[Stored data]

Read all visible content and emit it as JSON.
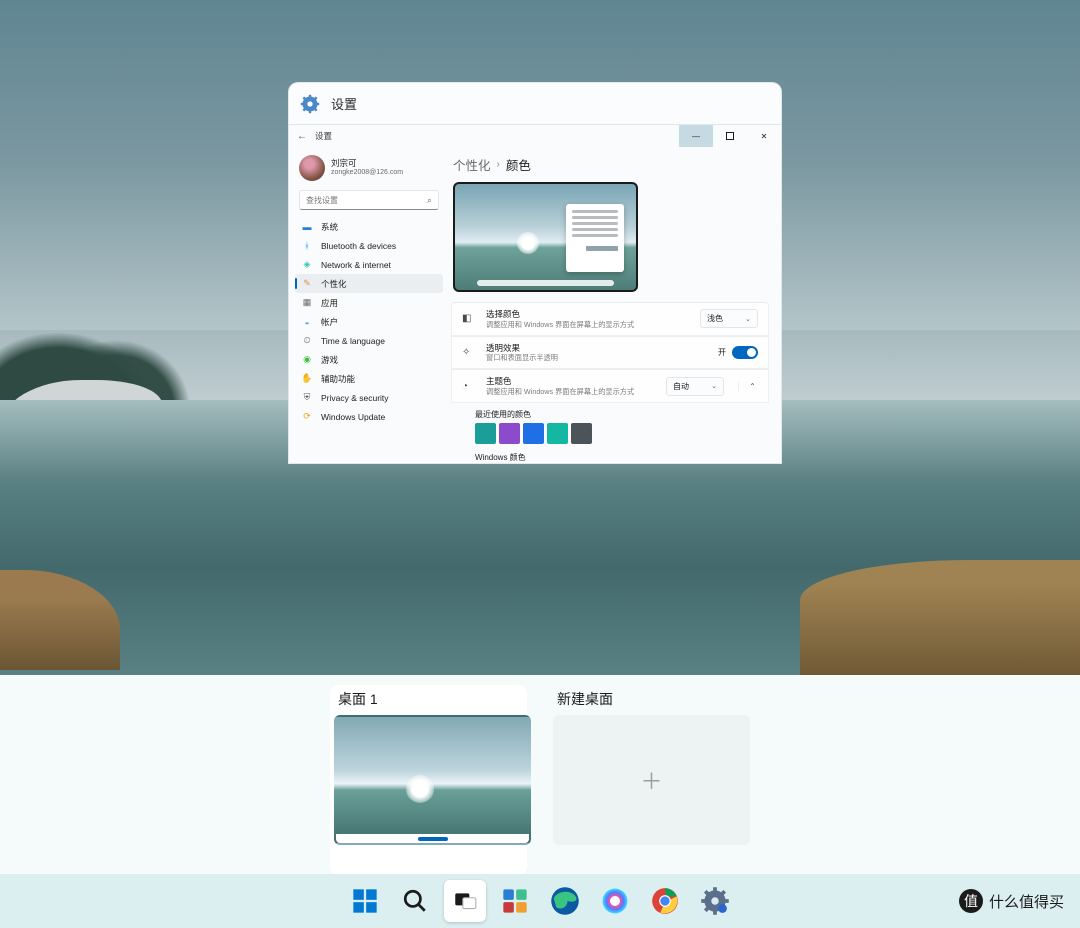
{
  "header": {
    "title": "设置"
  },
  "window_controls": {
    "minimize": "—",
    "maximize": "▢",
    "close": "✕"
  },
  "topbar": {
    "back": "←",
    "title": "设置"
  },
  "user": {
    "name": "刘宗可",
    "email": "zongke2008@126.com"
  },
  "search": {
    "placeholder": "查找设置"
  },
  "sidebar": {
    "items": [
      {
        "label": "系统",
        "icon": "system-icon",
        "color": "#2b7cd3"
      },
      {
        "label": "Bluetooth & devices",
        "icon": "bluetooth-icon",
        "color": "#1f8ef1"
      },
      {
        "label": "Network & internet",
        "icon": "wifi-icon",
        "color": "#2fc4b2"
      },
      {
        "label": "个性化",
        "icon": "brush-icon",
        "color": "#d09844",
        "active": true
      },
      {
        "label": "应用",
        "icon": "apps-icon",
        "color": "#6a6a6a"
      },
      {
        "label": "帐户",
        "icon": "accounts-icon",
        "color": "#5aa9e6"
      },
      {
        "label": "Time & language",
        "icon": "time-icon",
        "color": "#6a6a6a"
      },
      {
        "label": "游戏",
        "icon": "gaming-icon",
        "color": "#3fbf3f"
      },
      {
        "label": "辅助功能",
        "icon": "accessibility-icon",
        "color": "#3a79d6"
      },
      {
        "label": "Privacy & security",
        "icon": "privacy-icon",
        "color": "#5a5a5a"
      },
      {
        "label": "Windows Update",
        "icon": "update-icon",
        "color": "#f39c12"
      }
    ]
  },
  "breadcrumb": {
    "parent": "个性化",
    "current": "颜色"
  },
  "cards": {
    "mode": {
      "title": "选择颜色",
      "desc": "调整应用和 Windows 界面在屏幕上的显示方式",
      "value": "浅色"
    },
    "transparency": {
      "title": "透明效果",
      "desc": "窗口和表面显示半透明",
      "state_label": "开"
    },
    "accent": {
      "title": "主题色",
      "desc": "调整应用和 Windows 界面在屏幕上的显示方式",
      "value": "自动"
    }
  },
  "recent_colors": {
    "title": "最近使用的颜色",
    "swatches": [
      "#1b9e97",
      "#8b4bca",
      "#1f6fe5",
      "#14b8a2",
      "#4c545a"
    ]
  },
  "windows_colors": {
    "title": "Windows 颜色",
    "swatches": [
      "#ffb900",
      "#ff8c00",
      "#f7630c",
      "#ca5010",
      "#da3b01",
      "#ef6950",
      "#d13438",
      "#ff4343",
      "#e74856"
    ]
  },
  "taskview": {
    "desktop_label": "桌面 1",
    "new_label": "新建桌面"
  },
  "watermark": {
    "text": "什么值得买"
  }
}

TASK TO COMPLETE -> Look through the listing and extract every line with "title" in it.

RESULT ->
    "title": "设置"
    "title": "设置"
      "title": "选择颜色",
      "title": "透明效果",
      "title": "主题色",
    "title": "最近使用的颜色",
    "title": "Windows 颜色",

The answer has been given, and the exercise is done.